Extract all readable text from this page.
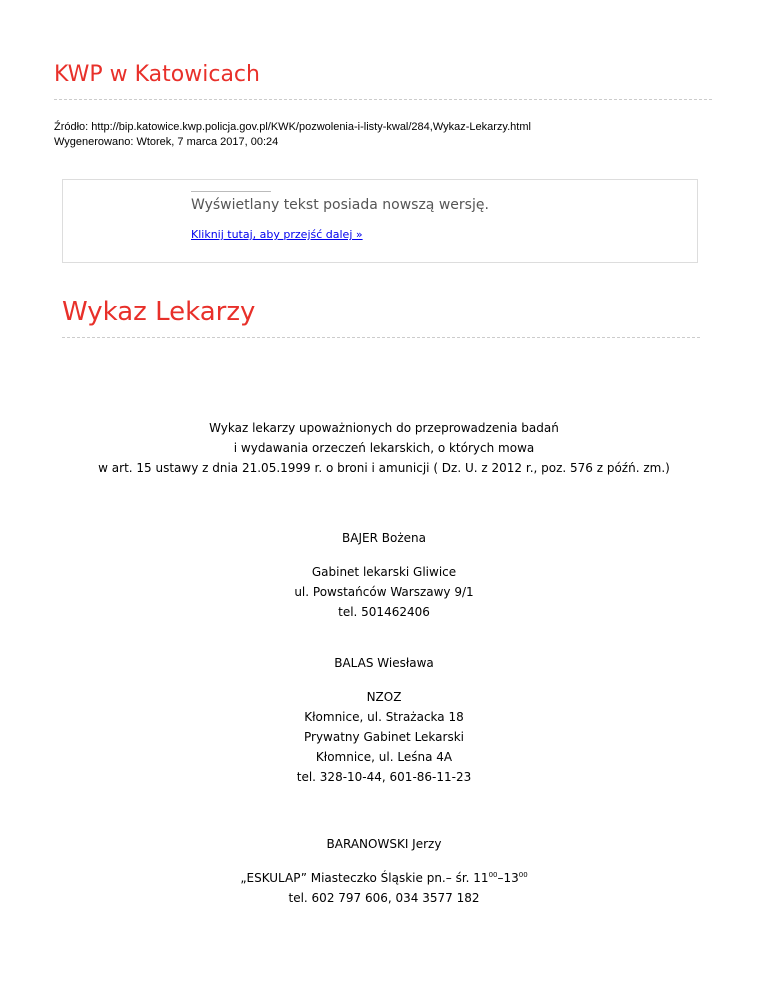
KWP w Katowicach
Źródło: http://bip.katowice.kwp.policja.gov.pl/KWK/pozwolenia-i-listy-kwal/284,Wykaz-Lekarzy.html
Wygenerowano: Wtorek, 7 marca 2017, 00:24
Wyświetlany tekst posiada nowszą wersję.
Kliknij tutaj, aby przejść dalej »
Wykaz Lekarzy
Wykaz lekarzy upoważnionych do przeprowadzenia badań
i wydawania orzeczeń lekarskich, o których mowa
w art. 15 ustawy z dnia 21.05.1999 r. o broni i amunicji ( Dz. U. z 2012 r., poz. 576 z późń. zm.)
BAJER Bożena
Gabinet lekarski Gliwice
ul. Powstańców Warszawy 9/1
tel. 501462406
BALAS Wiesława
NZOZ
Kłomnice, ul. Strażacka 18
Prywatny Gabinet Lekarski
Kłomnice, ul. Leśna 4A
tel. 328-10-44, 601-86-11-23
BARANOWSKI Jerzy
„ESKULAP” Miasteczko Śląskie pn.– śr. $11^{00}-13^{00}$
tel. 602 797 606, 034 3577 182
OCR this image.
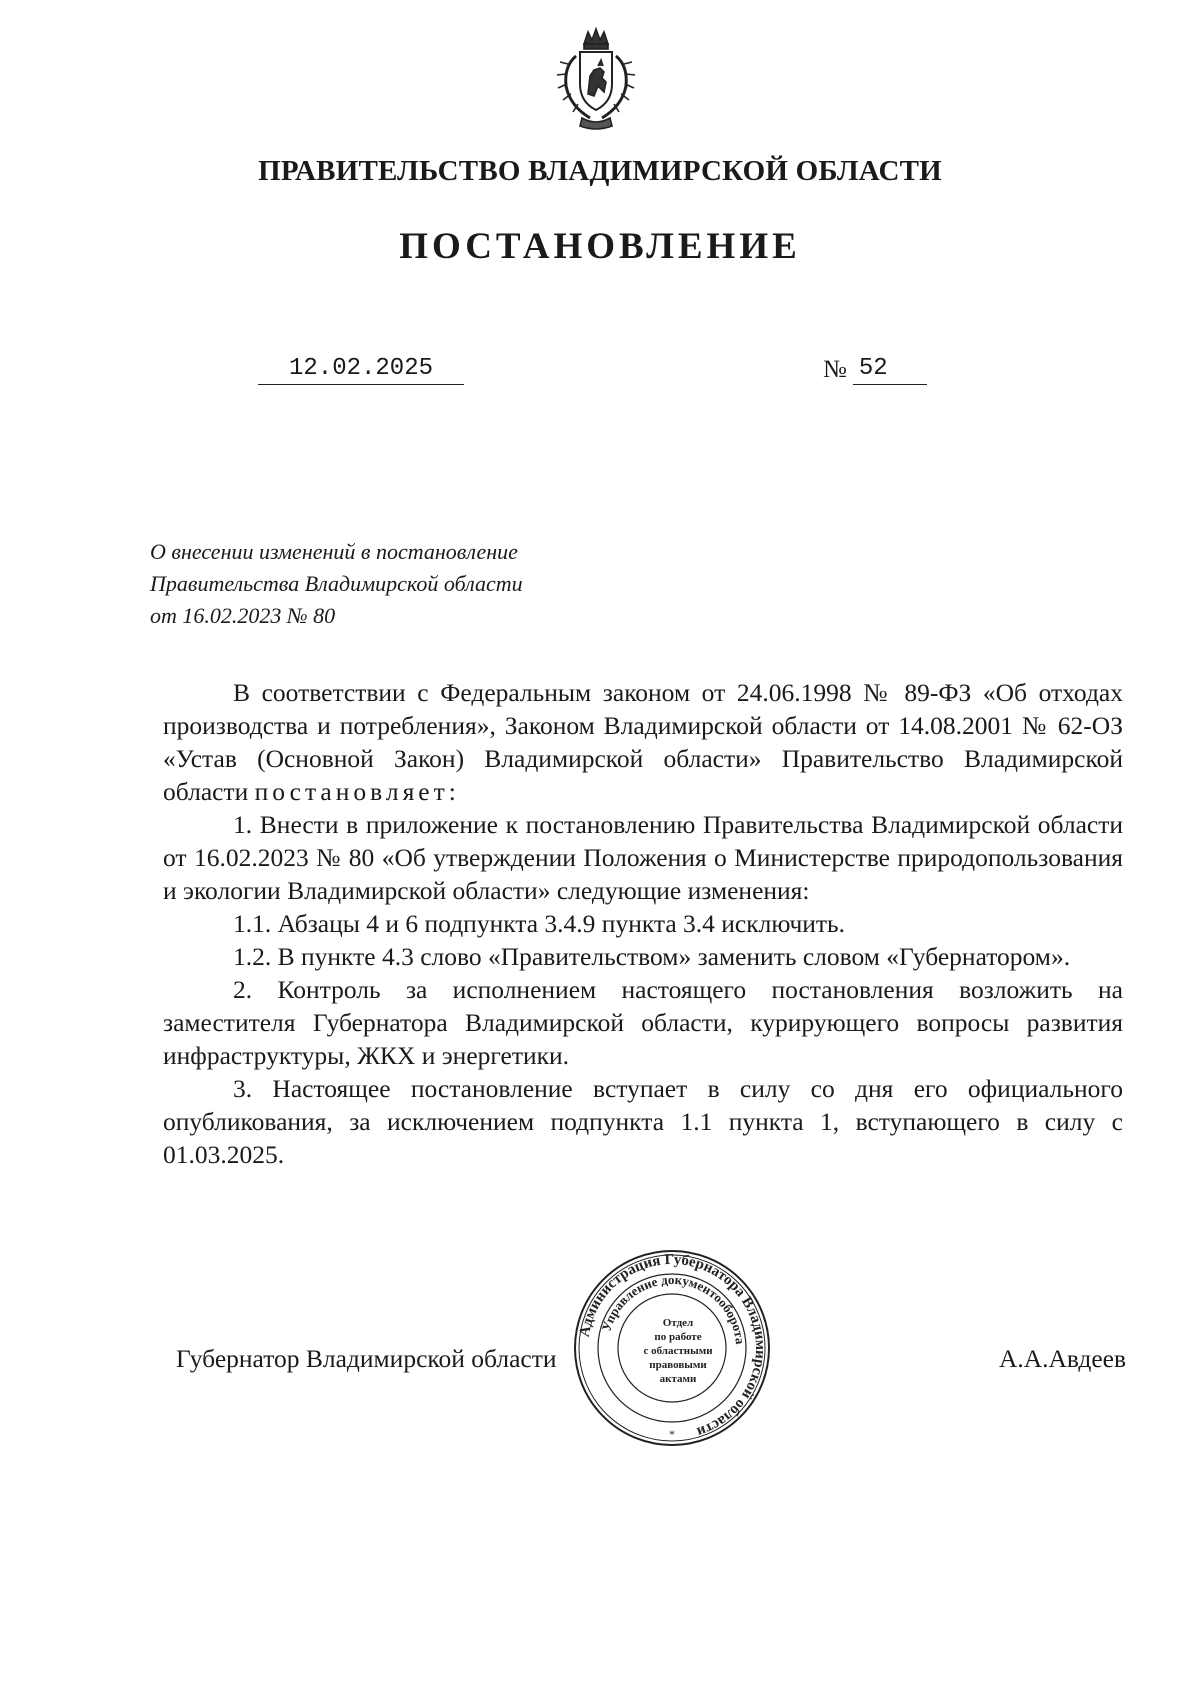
ПРАВИТЕЛЬСТВО ВЛАДИМИРСКОЙ ОБЛАСТИ
ПОСТАНОВЛЕНИЕ
12.02.2025	№ 52
О внесении изменений в постановление
Правительства Владимирской области
от 16.02.2023 № 80

В соответствии с Федеральным законом от 24.06.1998 № 89-ФЗ «Об отходах производства и потребления», Законом Владимирской области от 14.08.2001 № 62-ОЗ «Устав (Основной Закон) Владимирской области» Правительство Владимирской области постановляет:

1. Внести в приложение к постановлению Правительства Владимирской области от 16.02.2023 № 80 «Об утверждении Положения о Министерстве природопользования и экологии Владимирской области» следующие изменения:

1.1. Абзацы 4 и 6 подпункта 3.4.9 пункта 3.4 исключить.

1.2. В пункте 4.3 слово «Правительством» заменить словом «Губернатором».

2. Контроль за исполнением настоящего постановления возложить на заместителя Губернатора Владимирской области, курирующего вопросы развития инфраструктуры, ЖКХ и энергетики.

3. Настоящее постановление вступает в силу со дня его официального опубликования, за исключением подпункта 1.1 пункта 1, вступающего в силу с 01.03.2025.

Губернатор Владимирской области	А.А.Авдеев
Администрация Губернатора Владимирской области
Управление документооборота
*
Отдел
по работе
с областными
правовыми
актами
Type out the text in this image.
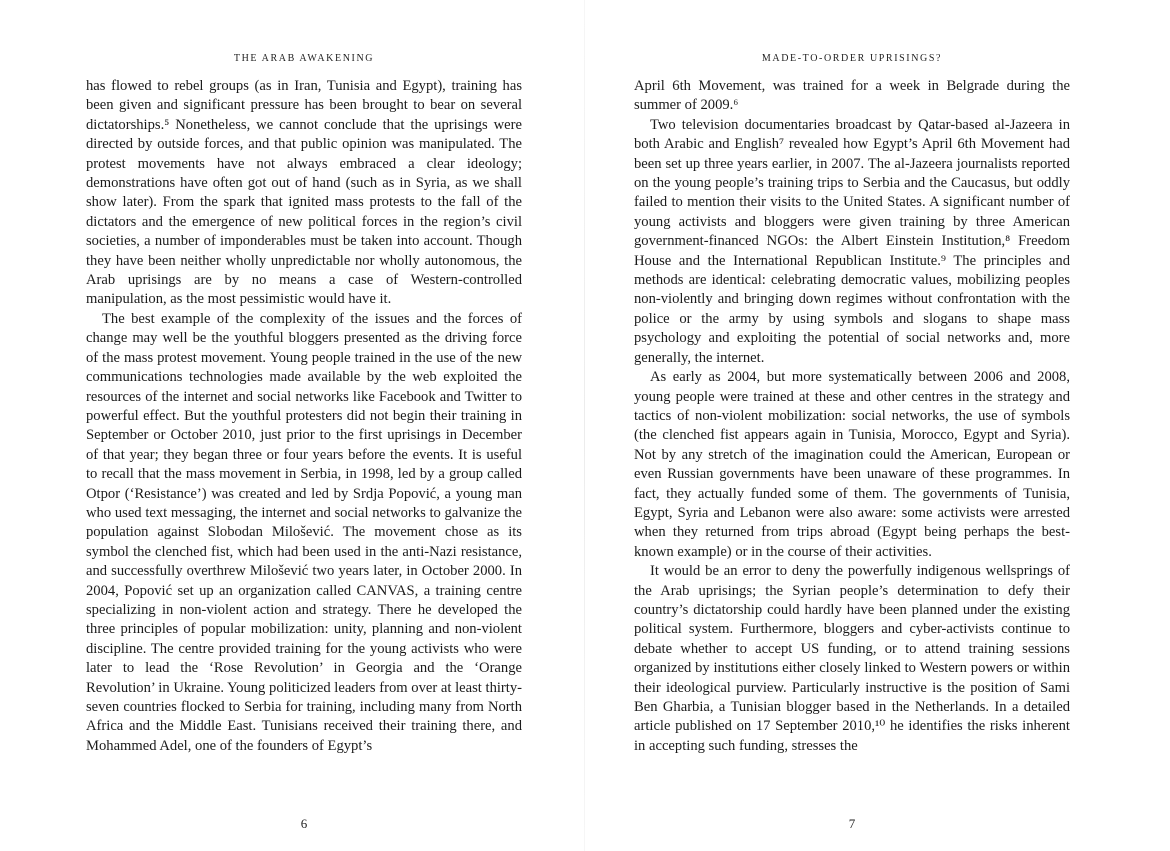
THE ARAB AWAKENING

has flowed to rebel groups (as in Iran, Tunisia and Egypt), training has been given and significant pressure has been brought to bear on several dictatorships.⁵ Nonetheless, we cannot conclude that the uprisings were directed by outside forces, and that public opinion was manipulated. The protest movements have not always embraced a clear ideology; demonstrations have often got out of hand (such as in Syria, as we shall show later). From the spark that ignited mass protests to the fall of the dictators and the emergence of new political forces in the region’s civil societies, a number of imponderables must be taken into account. Though they have been neither wholly unpredictable nor wholly autonomous, the Arab uprisings are by no means a case of Western-controlled manipulation, as the most pessimistic would have it.

The best example of the complexity of the issues and the forces of change may well be the youthful bloggers presented as the driving force of the mass protest movement. Young people trained in the use of the new communications technologies made available by the web exploited the resources of the internet and social networks like Facebook and Twitter to powerful effect. But the youthful protesters did not begin their training in September or October 2010, just prior to the first uprisings in December of that year; they began three or four years before the events. It is useful to recall that the mass movement in Serbia, in 1998, led by a group called Otpor (‘Resistance’) was created and led by Srdja Popović, a young man who used text messaging, the internet and social networks to galvanize the population against Slobodan Milošević. The movement chose as its symbol the clenched fist, which had been used in the anti-Nazi resistance, and successfully overthrew Milošević two years later, in October 2000. In 2004, Popović set up an organization called CANVAS, a training centre specializing in non-violent action and strategy. There he developed the three principles of popular mobilization: unity, planning and non-violent discipline. The centre provided training for the young activists who were later to lead the ‘Rose Revolution’ in Georgia and the ‘Orange Revolution’ in Ukraine. Young politicized leaders from over at least thirty-seven countries flocked to Serbia for training, including many from North Africa and the Middle East. Tunisians received their training there, and Mohammed Adel, one of the founders of Egypt’s

6
MADE-TO-ORDER UPRISINGS?

April 6th Movement, was trained for a week in Belgrade during the summer of 2009.⁶

Two television documentaries broadcast by Qatar-based al-Jazeera in both Arabic and English⁷ revealed how Egypt’s April 6th Movement had been set up three years earlier, in 2007. The al-Jazeera journalists reported on the young people’s training trips to Serbia and the Caucasus, but oddly failed to mention their visits to the United States. A significant number of young activists and bloggers were given training by three American government-financed NGOs: the Albert Einstein Institution,⁸ Freedom House and the International Republican Institute.⁹ The principles and methods are identical: celebrating democratic values, mobilizing peoples non-violently and bringing down regimes without confrontation with the police or the army by using symbols and slogans to shape mass psychology and exploiting the potential of social networks and, more generally, the internet.

As early as 2004, but more systematically between 2006 and 2008, young people were trained at these and other centres in the strategy and tactics of non-violent mobilization: social networks, the use of symbols (the clenched fist appears again in Tunisia, Morocco, Egypt and Syria). Not by any stretch of the imagination could the American, European or even Russian governments have been unaware of these programmes. In fact, they actually funded some of them. The governments of Tunisia, Egypt, Syria and Lebanon were also aware: some activists were arrested when they returned from trips abroad (Egypt being perhaps the best-known example) or in the course of their activities.

It would be an error to deny the powerfully indigenous wellsprings of the Arab uprisings; the Syrian people’s determination to defy their country’s dictatorship could hardly have been planned under the existing political system. Furthermore, bloggers and cyber-activists continue to debate whether to accept US funding, or to attend training sessions organized by institutions either closely linked to Western powers or within their ideological purview. Particularly instructive is the position of Sami Ben Gharbia, a Tunisian blogger based in the Netherlands. In a detailed article published on 17 September 2010,¹⁰ he identifies the risks inherent in accepting such funding, stresses the

7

*****

EXERCISE REQUIREMENTS ::
Set each line of the records down exactly, leaving every picture out.

RESULT OF THIS EXERCISE ::
Extract all readable text from this page.
KWP w Katowicach
Źródło: http://bip.katowice.kwp.policja.gov.pl/KWK/pozwolenia-i-listy-kwal/284,Wykaz-Lekarzy.html
Wygenerowano: Wtorek, 7 marca 2017, 00:24
Wyświetlany tekst posiada nowszą wersję.
Kliknij tutaj, aby przejść dalej »
Wykaz Lekarzy
Wykaz lekarzy upoważnionych do przeprowadzenia badań
i wydawania orzeczeń lekarskich, o których mowa
w art. 15 ustawy z dnia 21.05.1999 r. o broni i amunicji ( Dz. U. z 2012 r., poz. 576 z późń. zm.)
BAJER Bożena
Gabinet lekarski Gliwice
ul. Powstańców Warszawy 9/1
tel. 501462406
BALAS Wiesława
NZOZ
Kłomnice, ul. Strażacka 18
Prywatny Gabinet Lekarski
Kłomnice, ul. Leśna 4A
tel. 328-10-44, 601-86-11-23
BARANOWSKI Jerzy
„ESKULAP” Miasteczko Śląskie pn.– śr. $11^{00}-13^{00}$
tel. 602 797 606, 034 3577 182
OCR this image.
ПРАВИТЕЛЬСТВО ВЛАДИМИРСКОЙ ОБЛАСТИ
ПОСТАНОВЛЕНИЕ
12.02.2025	№ 52
О внесении изменений в постановление
Правительства Владимирской области
от 16.02.2023 № 80

В соответствии с Федеральным законом от 24.06.1998 № 89-ФЗ «Об отходах производства и потребления», Законом Владимирской области от 14.08.2001 № 62-ОЗ «Устав (Основной Закон) Владимирской области» Правительство Владимирской области постановляет:

1. Внести в приложение к постановлению Правительства Владимирской области от 16.02.2023 № 80 «Об утверждении Положения о Министерстве природопользования и экологии Владимирской области» следующие изменения:

1.1. Абзацы 4 и 6 подпункта 3.4.9 пункта 3.4 исключить.

1.2. В пункте 4.3 слово «Правительством» заменить словом «Губернатором».

2. Контроль за исполнением настоящего постановления возложить на заместителя Губернатора Владимирской области, курирующего вопросы развития инфраструктуры, ЖКХ и энергетики.

3. Настоящее постановление вступает в силу со дня его официального опубликования, за исключением подпункта 1.1 пункта 1, вступающего в силу с 01.03.2025.

Губернатор Владимирской области	А.А.Авдеев
Администрация Губернатора Владимирской области
Управление документооборота
*
Отдел
по работе
с областными
правовыми
актами
Type out the text in this image.
THE ARAB AWAKENING

has flowed to rebel groups (as in Iran, Tunisia and Egypt), training has been given and significant pressure has been brought to bear on several dictatorships.⁵ Nonetheless, we cannot conclude that the uprisings were directed by outside forces, and that public opinion was manipulated. The protest movements have not always embraced a clear ideology; demonstrations have often got out of hand (such as in Syria, as we shall show later). From the spark that ignited mass protests to the fall of the dictators and the emergence of new political forces in the region’s civil societies, a number of imponderables must be taken into account. Though they have been neither wholly unpredictable nor wholly autonomous, the Arab uprisings are by no means a case of Western-controlled manipulation, as the most pessimistic would have it.

The best example of the complexity of the issues and the forces of change may well be the youthful bloggers presented as the driving force of the mass protest movement. Young people trained in the use of the new communications technologies made available by the web exploited the resources of the internet and social networks like Facebook and Twitter to powerful effect. But the youthful protesters did not begin their training in September or October 2010, just prior to the first uprisings in December of that year; they began three or four years before the events. It is useful to recall that the mass movement in Serbia, in 1998, led by a group called Otpor (‘Resistance’) was created and led by Srdja Popović, a young man who used text messaging, the internet and social networks to galvanize the population against Slobodan Milošević. The movement chose as its symbol the clenched fist, which had been used in the anti-Nazi resistance, and successfully overthrew Milošević two years later, in October 2000. In 2004, Popović set up an organization called CANVAS, a training centre specializing in non-violent action and strategy. There he developed the three principles of popular mobilization: unity, planning and non-violent discipline. The centre provided training for the young activists who were later to lead the ‘Rose Revolution’ in Georgia and the ‘Orange Revolution’ in Ukraine. Young politicized leaders from over at least thirty-seven countries flocked to Serbia for training, including many from North Africa and the Middle East. Tunisians received their training there, and Mohammed Adel, one of the founders of Egypt’s

6
MADE-TO-ORDER UPRISINGS?

April 6th Movement, was trained for a week in Belgrade during the summer of 2009.⁶

Two television documentaries broadcast by Qatar-based al-Jazeera in both Arabic and English⁷ revealed how Egypt’s April 6th Movement had been set up three years earlier, in 2007. The al-Jazeera journalists reported on the young people’s training trips to Serbia and the Caucasus, but oddly failed to mention their visits to the United States. A significant number of young activists and bloggers were given training by three American government-financed NGOs: the Albert Einstein Institution,⁸ Freedom House and the International Republican Institute.⁹ The principles and methods are identical: celebrating democratic values, mobilizing peoples non-violently and bringing down regimes without confrontation with the police or the army by using symbols and slogans to shape mass psychology and exploiting the potential of social networks and, more generally, the internet.

As early as 2004, but more systematically between 2006 and 2008, young people were trained at these and other centres in the strategy and tactics of non-violent mobilization: social networks, the use of symbols (the clenched fist appears again in Tunisia, Morocco, Egypt and Syria). Not by any stretch of the imagination could the American, European or even Russian governments have been unaware of these programmes. In fact, they actually funded some of them. The governments of Tunisia, Egypt, Syria and Lebanon were also aware: some activists were arrested when they returned from trips abroad (Egypt being perhaps the best-known example) or in the course of their activities.

It would be an error to deny the powerfully indigenous wellsprings of the Arab uprisings; the Syrian people’s determination to defy their country’s dictatorship could hardly have been planned under the existing political system. Furthermore, bloggers and cyber-activists continue to debate whether to accept US funding, or to attend training sessions organized by institutions either closely linked to Western powers or within their ideological purview. Particularly instructive is the position of Sami Ben Gharbia, a Tunisian blogger based in the Netherlands. In a detailed article published on 17 September 2010,¹⁰ he identifies the risks inherent in accepting such funding, stresses the

7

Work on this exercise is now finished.